### VORGEGEBENER TEXT:
----

Die Zeitschrift "Ulk" war ein Satireblatt, welches in diesem Zeitraum von niemand geringeren als Kurt Tucholsky herausgebracht wurde. Bei Satire muss man immer darauf achten, dass hier gerne die Technik der Kontrapunktierung genutzt wird, also es wird genau das Gegenteil von dem gesagt, was eigentlich gemeint ist.
Wir sehen im Hintergrund eine menge Gräber. Diese stehen klar für die vielen Toten des Krieges. im Vordergrund flattert der Frieden im Wind (pax - lat. Frieden) und wird von einer hungernden Gestalt fast erstaunend angesehen. Am Stab liegt ein Zettel mit 14 Punkten. Dabei hast du wahrscheinlich auf Wilson geschlossen. Der amerikanische Präsident machte diesen Plan bereits 1917, noch vor dem Eintritt der USA in den Krieg. Einige seiner Forderungen waren:
- Gründung eines Verbandes der Nationen (später Völkerbund)

----

[Layout-Annotationsdaten]

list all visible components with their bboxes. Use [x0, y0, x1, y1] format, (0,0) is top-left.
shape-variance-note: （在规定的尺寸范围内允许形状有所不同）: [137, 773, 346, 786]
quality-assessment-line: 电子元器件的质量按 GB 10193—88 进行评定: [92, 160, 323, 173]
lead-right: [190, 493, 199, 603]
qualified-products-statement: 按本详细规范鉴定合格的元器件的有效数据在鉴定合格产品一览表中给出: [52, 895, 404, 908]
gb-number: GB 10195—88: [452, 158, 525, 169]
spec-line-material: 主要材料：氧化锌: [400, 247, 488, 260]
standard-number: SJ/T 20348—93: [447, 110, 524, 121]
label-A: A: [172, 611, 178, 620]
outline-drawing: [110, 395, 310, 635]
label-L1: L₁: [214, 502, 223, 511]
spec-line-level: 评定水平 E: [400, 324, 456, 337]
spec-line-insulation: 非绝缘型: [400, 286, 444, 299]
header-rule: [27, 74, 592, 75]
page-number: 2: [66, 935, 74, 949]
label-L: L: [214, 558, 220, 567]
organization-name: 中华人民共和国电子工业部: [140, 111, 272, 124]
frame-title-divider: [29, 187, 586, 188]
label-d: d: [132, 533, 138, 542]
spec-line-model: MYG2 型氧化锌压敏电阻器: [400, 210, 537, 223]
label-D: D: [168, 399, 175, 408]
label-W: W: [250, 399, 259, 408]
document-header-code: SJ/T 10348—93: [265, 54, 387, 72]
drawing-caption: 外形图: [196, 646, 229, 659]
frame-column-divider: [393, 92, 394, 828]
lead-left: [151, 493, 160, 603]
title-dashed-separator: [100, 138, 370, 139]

----

### AUFGABE 1:
Gib den Text über die Ulk-Karikatur wortgetreu wieder, beginnend mit „Wir sehen im“ und fortlaufend bis einschließlich „Nationen (später Völkerbund)“.
### AUFGABE 2:
Führe den Text über die Ulk-Karikatur im Anschluss an seine letzte Zeile weiter.
Die Daten sind eigenständiges Material und gehören nicht zum Text.

### RICHTIGE LÖSUNG 1:
Wir sehen im Hintergrund eine menge Gräber. Diese stehen klar für die vielen Toten des Krieges. im Vordergrund flattert der Frieden im Wind (pax - lat. Frieden) und wird von einer hungernden Gestalt fast erstaunend angesehen. Am Stab liegt ein Zettel mit 14 Punkten. Dabei hast du wahrscheinlich auf Wilson geschlossen. Der amerikanische Präsident machte diesen Plan bereits 1917, noch vor dem Eintritt der USA in den Krieg. Einige seiner Forderungen waren:
- Gründung eines Verbandes der Nationen (später Völkerbund)

### RICHTIGE LÖSUNG 2:
- militärische Abrüstung aller europäischen Staaten
- Selbstbestimmungsrecht der Nationen
- Gebietsveränderungen (Elsass-Lothringen zu Frankreich, Wiederherstellung Belgiens, Aufteilung von Österreich und Ungarn)
Das Deutsche Kaiserreich lehnte diese Möglichkeit des Friedens jedoch ab, da eine Niederlage in dieser Zeit noch nicht vollständig abzusehen war.
Wahrscheinlich kritisiert der Zeichner hier die untragbaren Bedingungen des Versailler Vertrages. Er prophezeit Hunger und Elend der deutschen Bevölkerung. Wilsons 14 Punkte könnten hier als eine Art Sündenbock agieren. Jedoch wurden kaum die Punkte so umgesetzt, wie Wilson es beabsichtigte. Beispielsweise war der Völkerbund eine eher lose Verbindung der Staaten, die eigene, nationale Interessen verfolgen.
Die Einschränkungen des Versailler Vertrages war für die Deutschen eine unglaubliche Belastung. Dieser Frieden war demnach für die Deutschen keineswegs eine Erleichterung (Aufstieg radikaler Kräfte, enorme Reparationszahlungen, Hyperinflation, Ruhrbesetzung...).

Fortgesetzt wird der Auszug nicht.